**PROBLEM STATEMENT:**
Every record should be repeated exactly, except that pictures are left out.

**DATA SHOWN:**
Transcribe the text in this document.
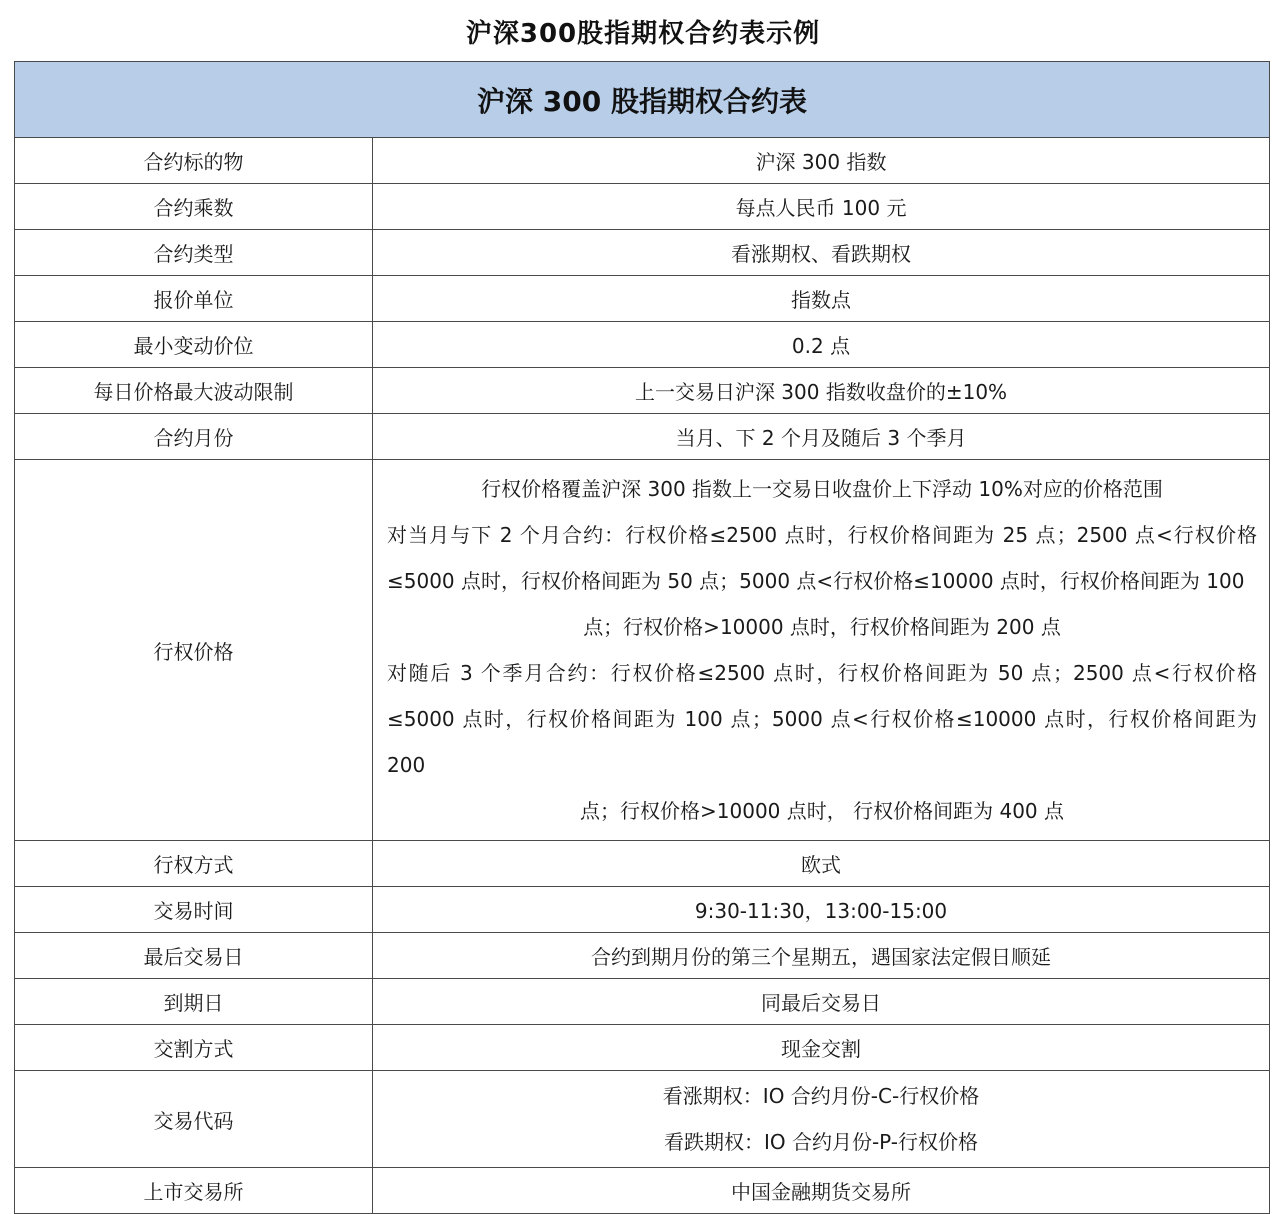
沪深300股指期权合约表示例
沪深 300 股指期权合约表	
合约标的物	沪深 300 指数
合约乘数	每点人民币 100 元
合约类型	看涨期权、看跌期权
报价单位	指数点
最小变动价位	0.2 点
每日价格最大波动限制	上一交易日沪深 300 指数收盘价的±10%
合约月份	当月、下 2 个月及随后 3 个季月
行权价格	行权价格覆盖沪深 300 指数上一交易日收盘价上下浮动 10%对应的价格范围
对当月与下 2 个月合约：行权价格≤2500 点时，行权价格间距为 25 点；2500 点<行权价格≤5000 点时，行权价格间距为 50 点；5000 点<行权价格≤10000 点时，行权价格间距为 100
点；行权价格>10000 点时，行权价格间距为 200 点
对随后 3 个季月合约：行权价格≤2500 点时，行权价格间距为 50 点；2500 点<行权价格≤5000 点时，行权价格间距为 100 点；5000 点<行权价格≤10000 点时，行权价格间距为 200
点；行权价格>10000 点时， 行权价格间距为 400 点

行权方式	欧式
交易时间	9:30-11:30，13:00-15:00
最后交易日	合约到期月份的第三个星期五，遇国家法定假日顺延
到期日	同最后交易日
交割方式	现金交割
交易代码	看涨期权：IO 合约月份-C-行权价格
看跌期权：IO 合约月份-P-行权价格

上市交易所	中国金融期货交易所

**EXPECTED OUTPUT:**
Transcribe the text in this document.
沪深300股指期权合约表示例
沪深 300 股指期权合约表	
合约标的物	沪深 300 指数
合约乘数	每点人民币 100 元
合约类型	看涨期权、看跌期权
报价单位	指数点
最小变动价位	0.2 点
每日价格最大波动限制	上一交易日沪深 300 指数收盘价的±10%
合约月份	当月、下 2 个月及随后 3 个季月
行权价格	行权价格覆盖沪深 300 指数上一交易日收盘价上下浮动 10%对应的价格范围
对当月与下 2 个月合约：行权价格≤2500 点时，行权价格间距为 25 点；2500 点<行权价格≤5000 点时，行权价格间距为 50 点；5000 点<行权价格≤10000 点时，行权价格间距为 100
点；行权价格>10000 点时，行权价格间距为 200 点
对随后 3 个季月合约：行权价格≤2500 点时，行权价格间距为 50 点；2500 点<行权价格≤5000 点时，行权价格间距为 100 点；5000 点<行权价格≤10000 点时，行权价格间距为 200
点；行权价格>10000 点时， 行权价格间距为 400 点

行权方式	欧式
交易时间	9:30-11:30，13:00-15:00
最后交易日	合约到期月份的第三个星期五，遇国家法定假日顺延
到期日	同最后交易日
交割方式	现金交割
交易代码	看涨期权：IO 合约月份-C-行权价格
看跌期权：IO 合约月份-P-行权价格

上市交易所	中国金融期货交易所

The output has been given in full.